Format the entries from the first line up to and including the line that contains "x-tick-label: 16 (803, 457, 824, 478)" as a JSON list of strings, one string per line. Leave out any blank lines.
━━━ SOURCE MATERIAL ━━━
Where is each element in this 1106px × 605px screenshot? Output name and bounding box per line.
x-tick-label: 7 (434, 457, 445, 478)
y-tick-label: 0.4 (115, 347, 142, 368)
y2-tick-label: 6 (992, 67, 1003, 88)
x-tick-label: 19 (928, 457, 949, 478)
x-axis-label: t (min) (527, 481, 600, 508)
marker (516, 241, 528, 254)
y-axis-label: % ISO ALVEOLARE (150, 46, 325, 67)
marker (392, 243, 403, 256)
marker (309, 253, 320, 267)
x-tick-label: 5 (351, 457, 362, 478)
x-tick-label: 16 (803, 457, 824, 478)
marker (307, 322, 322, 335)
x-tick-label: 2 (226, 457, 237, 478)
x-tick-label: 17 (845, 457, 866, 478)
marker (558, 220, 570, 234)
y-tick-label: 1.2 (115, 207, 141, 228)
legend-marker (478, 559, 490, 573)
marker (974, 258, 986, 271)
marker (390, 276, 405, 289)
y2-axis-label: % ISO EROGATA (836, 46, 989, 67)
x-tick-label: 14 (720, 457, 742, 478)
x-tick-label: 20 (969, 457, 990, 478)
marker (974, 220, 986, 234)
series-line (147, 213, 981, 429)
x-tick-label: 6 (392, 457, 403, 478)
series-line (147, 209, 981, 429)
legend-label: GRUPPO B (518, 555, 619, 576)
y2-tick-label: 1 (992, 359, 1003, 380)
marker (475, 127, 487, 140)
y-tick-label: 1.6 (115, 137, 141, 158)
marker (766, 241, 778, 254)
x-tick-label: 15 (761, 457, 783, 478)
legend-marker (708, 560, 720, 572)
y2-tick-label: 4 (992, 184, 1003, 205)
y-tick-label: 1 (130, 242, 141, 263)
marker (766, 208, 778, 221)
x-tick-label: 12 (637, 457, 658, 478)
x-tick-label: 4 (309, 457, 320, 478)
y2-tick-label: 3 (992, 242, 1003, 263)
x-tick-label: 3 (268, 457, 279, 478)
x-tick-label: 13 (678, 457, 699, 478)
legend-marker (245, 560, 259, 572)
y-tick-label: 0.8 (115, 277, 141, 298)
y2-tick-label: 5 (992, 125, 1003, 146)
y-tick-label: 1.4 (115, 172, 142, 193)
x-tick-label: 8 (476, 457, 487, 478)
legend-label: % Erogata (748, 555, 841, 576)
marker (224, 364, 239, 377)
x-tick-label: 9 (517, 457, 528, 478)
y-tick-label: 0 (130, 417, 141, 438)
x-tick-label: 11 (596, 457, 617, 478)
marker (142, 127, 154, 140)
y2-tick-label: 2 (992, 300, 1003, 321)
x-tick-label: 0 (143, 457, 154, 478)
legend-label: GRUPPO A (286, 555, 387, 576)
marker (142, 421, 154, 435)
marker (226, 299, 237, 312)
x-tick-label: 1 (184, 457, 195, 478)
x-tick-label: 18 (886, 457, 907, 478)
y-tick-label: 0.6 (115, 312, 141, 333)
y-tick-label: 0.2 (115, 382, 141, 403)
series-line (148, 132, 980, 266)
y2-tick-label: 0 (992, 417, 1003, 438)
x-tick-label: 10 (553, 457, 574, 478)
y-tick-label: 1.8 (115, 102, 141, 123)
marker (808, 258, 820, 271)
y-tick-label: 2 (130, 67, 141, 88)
━━━
SOLUTION TO THIS PROBLEM:
[
  "Where is each element in this 1106px × 605px screenshot? Output name and bounding box per line.",
  "x-tick-label: 7 (434, 457, 445, 478)",
  "y-tick-label: 0.4 (115, 347, 142, 368)",
  "y2-tick-label: 6 (992, 67, 1003, 88)",
  "x-tick-label: 19 (928, 457, 949, 478)",
  "x-axis-label: t (min) (527, 481, 600, 508)",
  "marker (516, 241, 528, 254)",
  "y-axis-label: % ISO ALVEOLARE (150, 46, 325, 67)",
  "marker (392, 243, 403, 256)",
  "marker (309, 253, 320, 267)",
  "x-tick-label: 5 (351, 457, 362, 478)",
  "x-tick-label: 16 (803, 457, 824, 478)"
]